Consider the records below. How many of their lines include the word "Default"? State the number and nothing else.
______
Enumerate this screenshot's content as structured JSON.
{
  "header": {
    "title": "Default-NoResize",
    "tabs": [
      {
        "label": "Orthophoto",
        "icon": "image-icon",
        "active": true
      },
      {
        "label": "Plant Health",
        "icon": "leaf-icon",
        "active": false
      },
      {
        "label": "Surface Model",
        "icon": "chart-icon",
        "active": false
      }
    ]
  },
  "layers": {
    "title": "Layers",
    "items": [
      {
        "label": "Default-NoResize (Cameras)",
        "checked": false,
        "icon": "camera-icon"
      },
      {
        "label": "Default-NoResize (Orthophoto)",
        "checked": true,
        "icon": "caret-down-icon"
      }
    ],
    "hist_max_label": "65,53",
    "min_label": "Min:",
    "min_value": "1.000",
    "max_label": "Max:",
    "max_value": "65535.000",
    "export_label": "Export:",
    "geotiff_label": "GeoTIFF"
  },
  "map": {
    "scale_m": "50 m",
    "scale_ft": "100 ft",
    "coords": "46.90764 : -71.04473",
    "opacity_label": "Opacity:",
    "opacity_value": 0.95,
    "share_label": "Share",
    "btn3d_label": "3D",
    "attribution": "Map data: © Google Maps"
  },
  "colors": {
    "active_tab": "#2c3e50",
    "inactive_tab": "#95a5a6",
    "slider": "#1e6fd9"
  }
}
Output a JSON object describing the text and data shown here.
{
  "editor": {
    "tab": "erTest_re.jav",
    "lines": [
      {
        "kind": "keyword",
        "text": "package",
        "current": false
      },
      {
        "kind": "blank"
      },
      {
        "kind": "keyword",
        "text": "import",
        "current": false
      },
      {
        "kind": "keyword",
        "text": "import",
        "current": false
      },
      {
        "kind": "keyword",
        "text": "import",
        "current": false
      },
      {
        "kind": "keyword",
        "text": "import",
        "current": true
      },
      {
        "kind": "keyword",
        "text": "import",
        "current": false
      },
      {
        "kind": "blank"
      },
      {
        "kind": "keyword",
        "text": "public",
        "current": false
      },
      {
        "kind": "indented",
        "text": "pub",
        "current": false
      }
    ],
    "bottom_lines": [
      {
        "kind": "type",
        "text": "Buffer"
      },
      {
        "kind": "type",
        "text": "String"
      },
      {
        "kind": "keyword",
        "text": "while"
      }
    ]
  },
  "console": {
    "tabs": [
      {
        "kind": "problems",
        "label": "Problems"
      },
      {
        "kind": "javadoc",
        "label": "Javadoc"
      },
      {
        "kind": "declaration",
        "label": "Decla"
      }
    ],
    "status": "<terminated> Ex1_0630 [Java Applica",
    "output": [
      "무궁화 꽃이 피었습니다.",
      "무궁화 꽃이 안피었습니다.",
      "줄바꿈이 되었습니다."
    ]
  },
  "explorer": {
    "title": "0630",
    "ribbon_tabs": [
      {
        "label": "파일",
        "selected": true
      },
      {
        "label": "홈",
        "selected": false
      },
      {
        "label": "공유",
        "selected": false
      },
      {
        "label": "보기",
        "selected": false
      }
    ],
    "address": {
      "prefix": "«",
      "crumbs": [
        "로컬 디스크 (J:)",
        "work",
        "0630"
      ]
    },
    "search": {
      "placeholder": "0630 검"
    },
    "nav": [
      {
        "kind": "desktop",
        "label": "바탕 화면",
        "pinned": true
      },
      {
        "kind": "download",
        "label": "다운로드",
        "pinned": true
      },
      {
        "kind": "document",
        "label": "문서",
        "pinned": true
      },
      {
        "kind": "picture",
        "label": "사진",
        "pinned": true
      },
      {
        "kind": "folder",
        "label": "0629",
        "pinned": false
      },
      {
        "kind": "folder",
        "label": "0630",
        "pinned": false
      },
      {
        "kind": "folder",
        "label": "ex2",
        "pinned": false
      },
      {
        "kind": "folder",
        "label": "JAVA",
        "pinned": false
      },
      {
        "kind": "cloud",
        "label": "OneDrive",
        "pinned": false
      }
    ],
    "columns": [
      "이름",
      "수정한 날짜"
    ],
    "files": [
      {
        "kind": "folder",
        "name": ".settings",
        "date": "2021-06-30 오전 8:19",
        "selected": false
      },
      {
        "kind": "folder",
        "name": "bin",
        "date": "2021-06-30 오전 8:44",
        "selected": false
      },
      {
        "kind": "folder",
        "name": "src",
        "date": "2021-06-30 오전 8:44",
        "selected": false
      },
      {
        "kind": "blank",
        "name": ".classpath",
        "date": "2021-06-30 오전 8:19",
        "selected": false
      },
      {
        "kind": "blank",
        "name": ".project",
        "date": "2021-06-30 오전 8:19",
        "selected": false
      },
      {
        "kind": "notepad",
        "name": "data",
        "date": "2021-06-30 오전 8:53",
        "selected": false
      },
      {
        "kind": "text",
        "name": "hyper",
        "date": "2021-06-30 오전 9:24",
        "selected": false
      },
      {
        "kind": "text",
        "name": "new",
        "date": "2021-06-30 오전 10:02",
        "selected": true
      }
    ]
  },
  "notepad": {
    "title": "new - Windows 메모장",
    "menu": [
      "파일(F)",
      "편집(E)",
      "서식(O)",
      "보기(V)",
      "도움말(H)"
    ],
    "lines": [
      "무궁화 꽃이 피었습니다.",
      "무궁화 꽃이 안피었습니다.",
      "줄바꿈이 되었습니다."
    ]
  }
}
______
• _Output_
3